## Set exercise
Each record below is to be reproduced without any change.

## Exercise material
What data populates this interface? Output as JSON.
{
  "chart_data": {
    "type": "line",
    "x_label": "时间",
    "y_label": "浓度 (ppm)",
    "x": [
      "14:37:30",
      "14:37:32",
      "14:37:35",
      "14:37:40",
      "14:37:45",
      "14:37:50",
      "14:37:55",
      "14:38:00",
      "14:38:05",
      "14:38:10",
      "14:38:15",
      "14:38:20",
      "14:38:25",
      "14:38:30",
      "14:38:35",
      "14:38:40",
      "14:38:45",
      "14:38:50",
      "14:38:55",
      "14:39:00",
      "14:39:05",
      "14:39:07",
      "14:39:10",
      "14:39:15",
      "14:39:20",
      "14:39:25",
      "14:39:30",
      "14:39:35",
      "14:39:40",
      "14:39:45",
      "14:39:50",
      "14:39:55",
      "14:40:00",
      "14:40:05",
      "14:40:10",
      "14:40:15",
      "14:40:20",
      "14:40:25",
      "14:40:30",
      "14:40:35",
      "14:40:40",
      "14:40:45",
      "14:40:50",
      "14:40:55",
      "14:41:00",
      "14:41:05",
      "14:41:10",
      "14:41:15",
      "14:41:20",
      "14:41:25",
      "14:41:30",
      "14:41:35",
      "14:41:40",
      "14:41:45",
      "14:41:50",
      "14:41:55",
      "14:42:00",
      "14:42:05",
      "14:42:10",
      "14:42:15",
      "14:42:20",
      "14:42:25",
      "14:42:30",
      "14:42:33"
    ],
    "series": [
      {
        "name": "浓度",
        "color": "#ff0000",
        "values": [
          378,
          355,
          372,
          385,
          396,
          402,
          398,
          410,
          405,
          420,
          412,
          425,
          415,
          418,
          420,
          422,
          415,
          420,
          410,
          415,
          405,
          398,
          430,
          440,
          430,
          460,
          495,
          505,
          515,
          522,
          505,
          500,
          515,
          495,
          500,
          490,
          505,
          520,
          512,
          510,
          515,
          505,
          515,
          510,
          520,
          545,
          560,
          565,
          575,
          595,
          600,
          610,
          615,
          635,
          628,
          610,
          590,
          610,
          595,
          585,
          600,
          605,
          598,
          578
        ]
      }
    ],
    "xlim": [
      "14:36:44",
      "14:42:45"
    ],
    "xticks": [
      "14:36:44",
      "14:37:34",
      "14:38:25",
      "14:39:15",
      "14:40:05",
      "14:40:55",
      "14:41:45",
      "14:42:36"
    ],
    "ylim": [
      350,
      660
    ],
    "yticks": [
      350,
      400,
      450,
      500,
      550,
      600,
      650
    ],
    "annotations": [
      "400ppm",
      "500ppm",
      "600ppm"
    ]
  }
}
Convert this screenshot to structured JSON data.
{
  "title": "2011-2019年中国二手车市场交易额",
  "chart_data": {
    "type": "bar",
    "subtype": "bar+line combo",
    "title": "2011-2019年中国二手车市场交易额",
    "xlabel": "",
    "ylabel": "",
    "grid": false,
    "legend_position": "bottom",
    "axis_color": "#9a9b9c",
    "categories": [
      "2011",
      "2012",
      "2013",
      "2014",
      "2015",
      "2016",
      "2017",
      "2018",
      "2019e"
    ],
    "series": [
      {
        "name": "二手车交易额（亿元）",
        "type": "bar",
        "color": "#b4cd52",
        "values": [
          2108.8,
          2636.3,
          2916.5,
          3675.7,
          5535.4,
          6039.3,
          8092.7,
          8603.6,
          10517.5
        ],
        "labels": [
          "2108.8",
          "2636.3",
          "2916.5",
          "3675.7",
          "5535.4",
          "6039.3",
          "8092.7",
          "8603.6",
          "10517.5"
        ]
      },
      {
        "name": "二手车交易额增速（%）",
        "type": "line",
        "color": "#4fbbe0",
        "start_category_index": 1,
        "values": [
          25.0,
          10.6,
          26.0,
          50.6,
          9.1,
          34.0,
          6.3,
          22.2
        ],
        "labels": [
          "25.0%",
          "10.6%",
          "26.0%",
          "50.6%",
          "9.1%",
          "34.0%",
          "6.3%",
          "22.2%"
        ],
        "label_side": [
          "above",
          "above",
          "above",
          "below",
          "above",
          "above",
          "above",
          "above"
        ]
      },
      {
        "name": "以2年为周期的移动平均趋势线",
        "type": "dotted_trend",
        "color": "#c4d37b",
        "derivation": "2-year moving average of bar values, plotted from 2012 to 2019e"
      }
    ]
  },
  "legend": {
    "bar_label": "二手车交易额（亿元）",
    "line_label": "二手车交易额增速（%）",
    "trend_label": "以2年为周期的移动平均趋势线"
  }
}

## Result
What data populates this interface? Output as JSON.
{
  "chart_data": {
    "type": "line",
    "x_label": "时间",
    "y_label": "浓度 (ppm)",
    "x": [
      "14:37:30",
      "14:37:32",
      "14:37:35",
      "14:37:40",
      "14:37:45",
      "14:37:50",
      "14:37:55",
      "14:38:00",
      "14:38:05",
      "14:38:10",
      "14:38:15",
      "14:38:20",
      "14:38:25",
      "14:38:30",
      "14:38:35",
      "14:38:40",
      "14:38:45",
      "14:38:50",
      "14:38:55",
      "14:39:00",
      "14:39:05",
      "14:39:07",
      "14:39:10",
      "14:39:15",
      "14:39:20",
      "14:39:25",
      "14:39:30",
      "14:39:35",
      "14:39:40",
      "14:39:45",
      "14:39:50",
      "14:39:55",
      "14:40:00",
      "14:40:05",
      "14:40:10",
      "14:40:15",
      "14:40:20",
      "14:40:25",
      "14:40:30",
      "14:40:35",
      "14:40:40",
      "14:40:45",
      "14:40:50",
      "14:40:55",
      "14:41:00",
      "14:41:05",
      "14:41:10",
      "14:41:15",
      "14:41:20",
      "14:41:25",
      "14:41:30",
      "14:41:35",
      "14:41:40",
      "14:41:45",
      "14:41:50",
      "14:41:55",
      "14:42:00",
      "14:42:05",
      "14:42:10",
      "14:42:15",
      "14:42:20",
      "14:42:25",
      "14:42:30",
      "14:42:33"
    ],
    "series": [
      {
        "name": "浓度",
        "color": "#ff0000",
        "values": [
          378,
          355,
          372,
          385,
          396,
          402,
          398,
          410,
          405,
          420,
          412,
          425,
          415,
          418,
          420,
          422,
          415,
          420,
          410,
          415,
          405,
          398,
          430,
          440,
          430,
          460,
          495,
          505,
          515,
          522,
          505,
          500,
          515,
          495,
          500,
          490,
          505,
          520,
          512,
          510,
          515,
          505,
          515,
          510,
          520,
          545,
          560,
          565,
          575,
          595,
          600,
          610,
          615,
          635,
          628,
          610,
          590,
          610,
          595,
          585,
          600,
          605,
          598,
          578
        ]
      }
    ],
    "xlim": [
      "14:36:44",
      "14:42:45"
    ],
    "xticks": [
      "14:36:44",
      "14:37:34",
      "14:38:25",
      "14:39:15",
      "14:40:05",
      "14:40:55",
      "14:41:45",
      "14:42:36"
    ],
    "ylim": [
      350,
      660
    ],
    "yticks": [
      350,
      400,
      450,
      500,
      550,
      600,
      650
    ],
    "annotations": [
      "400ppm",
      "500ppm",
      "600ppm"
    ]
  }
}
Convert this screenshot to structured JSON data.
{
  "title": "2011-2019年中国二手车市场交易额",
  "chart_data": {
    "type": "bar",
    "subtype": "bar+line combo",
    "title": "2011-2019年中国二手车市场交易额",
    "xlabel": "",
    "ylabel": "",
    "grid": false,
    "legend_position": "bottom",
    "axis_color": "#9a9b9c",
    "categories": [
      "2011",
      "2012",
      "2013",
      "2014",
      "2015",
      "2016",
      "2017",
      "2018",
      "2019e"
    ],
    "series": [
      {
        "name": "二手车交易额（亿元）",
        "type": "bar",
        "color": "#b4cd52",
        "values": [
          2108.8,
          2636.3,
          2916.5,
          3675.7,
          5535.4,
          6039.3,
          8092.7,
          8603.6,
          10517.5
        ],
        "labels": [
          "2108.8",
          "2636.3",
          "2916.5",
          "3675.7",
          "5535.4",
          "6039.3",
          "8092.7",
          "8603.6",
          "10517.5"
        ]
      },
      {
        "name": "二手车交易额增速（%）",
        "type": "line",
        "color": "#4fbbe0",
        "start_category_index": 1,
        "values": [
          25.0,
          10.6,
          26.0,
          50.6,
          9.1,
          34.0,
          6.3,
          22.2
        ],
        "labels": [
          "25.0%",
          "10.6%",
          "26.0%",
          "50.6%",
          "9.1%",
          "34.0%",
          "6.3%",
          "22.2%"
        ],
        "label_side": [
          "above",
          "above",
          "above",
          "below",
          "above",
          "above",
          "above",
          "above"
        ]
      },
      {
        "name": "以2年为周期的移动平均趋势线",
        "type": "dotted_trend",
        "color": "#c4d37b",
        "derivation": "2-year moving average of bar values, plotted from 2012 to 2019e"
      }
    ]
  },
  "legend": {
    "bar_label": "二手车交易额（亿元）",
    "line_label": "二手车交易额增速（%）",
    "trend_label": "以2年为周期的移动平均趋势线"
  }
}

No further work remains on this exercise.